Task objective: Write the data out again, exactly as given.

═════ Task material ═════

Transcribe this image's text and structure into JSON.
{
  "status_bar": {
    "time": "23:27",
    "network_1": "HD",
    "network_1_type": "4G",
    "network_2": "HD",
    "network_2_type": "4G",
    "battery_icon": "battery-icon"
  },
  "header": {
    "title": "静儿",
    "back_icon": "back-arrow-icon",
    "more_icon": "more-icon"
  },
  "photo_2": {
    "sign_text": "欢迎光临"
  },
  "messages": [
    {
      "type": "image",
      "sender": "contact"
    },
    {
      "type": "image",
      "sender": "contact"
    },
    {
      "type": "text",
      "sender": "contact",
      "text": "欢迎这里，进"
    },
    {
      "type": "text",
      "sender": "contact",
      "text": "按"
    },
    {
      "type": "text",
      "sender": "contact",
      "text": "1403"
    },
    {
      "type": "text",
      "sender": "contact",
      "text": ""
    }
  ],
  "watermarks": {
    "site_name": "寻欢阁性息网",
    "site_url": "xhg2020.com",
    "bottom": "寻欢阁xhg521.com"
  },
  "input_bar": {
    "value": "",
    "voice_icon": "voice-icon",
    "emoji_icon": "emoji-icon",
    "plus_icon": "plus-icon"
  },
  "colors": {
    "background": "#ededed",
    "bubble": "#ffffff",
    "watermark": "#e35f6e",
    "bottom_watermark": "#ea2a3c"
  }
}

═════

Solution to the exercise:
Transcribe this image's text and structure into JSON.
{
  "status_bar": {
    "time": "23:27",
    "network_1": "HD",
    "network_1_type": "4G",
    "network_2": "HD",
    "network_2_type": "4G",
    "battery_icon": "battery-icon"
  },
  "header": {
    "title": "静儿",
    "back_icon": "back-arrow-icon",
    "more_icon": "more-icon"
  },
  "photo_2": {
    "sign_text": "欢迎光临"
  },
  "messages": [
    {
      "type": "image",
      "sender": "contact"
    },
    {
      "type": "image",
      "sender": "contact"
    },
    {
      "type": "text",
      "sender": "contact",
      "text": "欢迎这里，进"
    },
    {
      "type": "text",
      "sender": "contact",
      "text": "按"
    },
    {
      "type": "text",
      "sender": "contact",
      "text": "1403"
    },
    {
      "type": "text",
      "sender": "contact",
      "text": ""
    }
  ],
  "watermarks": {
    "site_name": "寻欢阁性息网",
    "site_url": "xhg2020.com",
    "bottom": "寻欢阁xhg521.com"
  },
  "input_bar": {
    "value": "",
    "voice_icon": "voice-icon",
    "emoji_icon": "emoji-icon",
    "plus_icon": "plus-icon"
  },
  "colors": {
    "background": "#ededed",
    "bubble": "#ffffff",
    "watermark": "#e35f6e",
    "bottom_watermark": "#ea2a3c"
  }
}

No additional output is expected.